WRITTEN PROBLEM: In the entries that follow, count each line containing "grid" and state the total, nothing more.

LISTED ENTRIES:
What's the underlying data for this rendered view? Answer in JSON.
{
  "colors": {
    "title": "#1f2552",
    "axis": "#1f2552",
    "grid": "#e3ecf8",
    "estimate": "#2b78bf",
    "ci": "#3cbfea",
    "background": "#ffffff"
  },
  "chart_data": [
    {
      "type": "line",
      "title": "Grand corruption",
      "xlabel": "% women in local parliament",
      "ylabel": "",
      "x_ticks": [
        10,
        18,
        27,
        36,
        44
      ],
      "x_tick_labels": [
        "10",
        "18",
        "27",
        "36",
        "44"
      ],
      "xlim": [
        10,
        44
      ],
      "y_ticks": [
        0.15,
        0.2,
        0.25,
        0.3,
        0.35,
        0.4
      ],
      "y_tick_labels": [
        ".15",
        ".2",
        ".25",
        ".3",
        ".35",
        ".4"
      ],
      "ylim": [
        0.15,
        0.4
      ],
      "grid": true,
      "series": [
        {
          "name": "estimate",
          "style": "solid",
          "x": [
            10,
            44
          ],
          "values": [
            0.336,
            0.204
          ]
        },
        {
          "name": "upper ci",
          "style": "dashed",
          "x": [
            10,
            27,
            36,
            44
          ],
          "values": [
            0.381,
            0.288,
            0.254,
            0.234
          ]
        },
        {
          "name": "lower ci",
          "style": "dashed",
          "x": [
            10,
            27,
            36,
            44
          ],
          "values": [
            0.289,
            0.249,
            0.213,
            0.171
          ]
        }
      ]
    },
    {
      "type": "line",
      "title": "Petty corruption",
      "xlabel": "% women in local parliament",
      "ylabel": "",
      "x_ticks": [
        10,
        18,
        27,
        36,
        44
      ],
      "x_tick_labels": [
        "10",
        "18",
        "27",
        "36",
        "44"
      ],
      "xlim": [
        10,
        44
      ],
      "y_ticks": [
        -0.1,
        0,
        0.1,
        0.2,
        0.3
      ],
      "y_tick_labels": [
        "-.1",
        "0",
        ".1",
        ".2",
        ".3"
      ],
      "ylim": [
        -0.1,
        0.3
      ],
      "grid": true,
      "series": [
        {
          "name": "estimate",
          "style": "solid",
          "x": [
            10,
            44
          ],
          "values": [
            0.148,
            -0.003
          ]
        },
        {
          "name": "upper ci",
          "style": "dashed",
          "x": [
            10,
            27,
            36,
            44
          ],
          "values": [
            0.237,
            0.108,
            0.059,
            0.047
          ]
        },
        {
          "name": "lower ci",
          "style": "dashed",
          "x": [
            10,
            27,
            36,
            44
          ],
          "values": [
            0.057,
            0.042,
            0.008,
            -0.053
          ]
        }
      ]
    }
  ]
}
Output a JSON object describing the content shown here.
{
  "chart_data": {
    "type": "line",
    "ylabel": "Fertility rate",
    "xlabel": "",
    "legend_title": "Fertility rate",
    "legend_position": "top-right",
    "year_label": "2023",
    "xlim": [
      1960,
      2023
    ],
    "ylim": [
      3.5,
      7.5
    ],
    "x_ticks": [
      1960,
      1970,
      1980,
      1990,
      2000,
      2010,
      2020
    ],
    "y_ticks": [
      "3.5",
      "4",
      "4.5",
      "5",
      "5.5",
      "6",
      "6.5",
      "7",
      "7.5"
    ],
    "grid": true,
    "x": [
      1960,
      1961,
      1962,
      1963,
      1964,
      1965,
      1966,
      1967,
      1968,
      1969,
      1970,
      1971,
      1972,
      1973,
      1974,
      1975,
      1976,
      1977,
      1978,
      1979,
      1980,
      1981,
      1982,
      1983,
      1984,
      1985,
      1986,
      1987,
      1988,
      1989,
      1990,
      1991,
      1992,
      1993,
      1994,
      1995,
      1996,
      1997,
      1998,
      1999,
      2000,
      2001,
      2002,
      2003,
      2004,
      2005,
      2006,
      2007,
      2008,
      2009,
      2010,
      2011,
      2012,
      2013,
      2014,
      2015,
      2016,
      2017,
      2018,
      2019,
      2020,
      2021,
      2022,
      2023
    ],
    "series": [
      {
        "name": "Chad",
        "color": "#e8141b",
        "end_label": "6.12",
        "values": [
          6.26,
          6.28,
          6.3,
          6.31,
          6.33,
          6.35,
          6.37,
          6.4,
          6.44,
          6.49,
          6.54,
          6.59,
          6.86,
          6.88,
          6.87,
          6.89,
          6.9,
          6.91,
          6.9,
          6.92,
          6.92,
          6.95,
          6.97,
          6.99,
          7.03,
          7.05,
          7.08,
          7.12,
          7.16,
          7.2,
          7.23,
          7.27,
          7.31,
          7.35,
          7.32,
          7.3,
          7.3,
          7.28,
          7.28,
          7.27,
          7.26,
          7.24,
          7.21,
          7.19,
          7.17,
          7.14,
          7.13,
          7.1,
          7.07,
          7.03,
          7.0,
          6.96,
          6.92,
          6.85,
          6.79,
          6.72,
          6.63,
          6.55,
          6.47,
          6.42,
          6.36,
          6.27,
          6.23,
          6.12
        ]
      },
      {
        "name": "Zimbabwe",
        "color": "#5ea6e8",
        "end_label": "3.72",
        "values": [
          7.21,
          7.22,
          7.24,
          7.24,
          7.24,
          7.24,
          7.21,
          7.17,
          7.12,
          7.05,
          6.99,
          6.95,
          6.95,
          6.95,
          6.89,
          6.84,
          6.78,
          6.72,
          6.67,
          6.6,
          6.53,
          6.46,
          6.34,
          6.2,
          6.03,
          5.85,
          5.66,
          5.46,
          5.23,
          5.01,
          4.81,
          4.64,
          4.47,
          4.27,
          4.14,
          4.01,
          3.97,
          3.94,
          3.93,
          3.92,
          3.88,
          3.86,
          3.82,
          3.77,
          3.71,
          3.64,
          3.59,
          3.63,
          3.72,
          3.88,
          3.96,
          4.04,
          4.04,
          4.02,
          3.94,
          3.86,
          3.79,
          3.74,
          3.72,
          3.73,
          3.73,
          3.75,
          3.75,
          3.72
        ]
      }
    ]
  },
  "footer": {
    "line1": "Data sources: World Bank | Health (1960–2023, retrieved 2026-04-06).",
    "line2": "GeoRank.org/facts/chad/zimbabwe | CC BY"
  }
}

THE RESPONSE: 4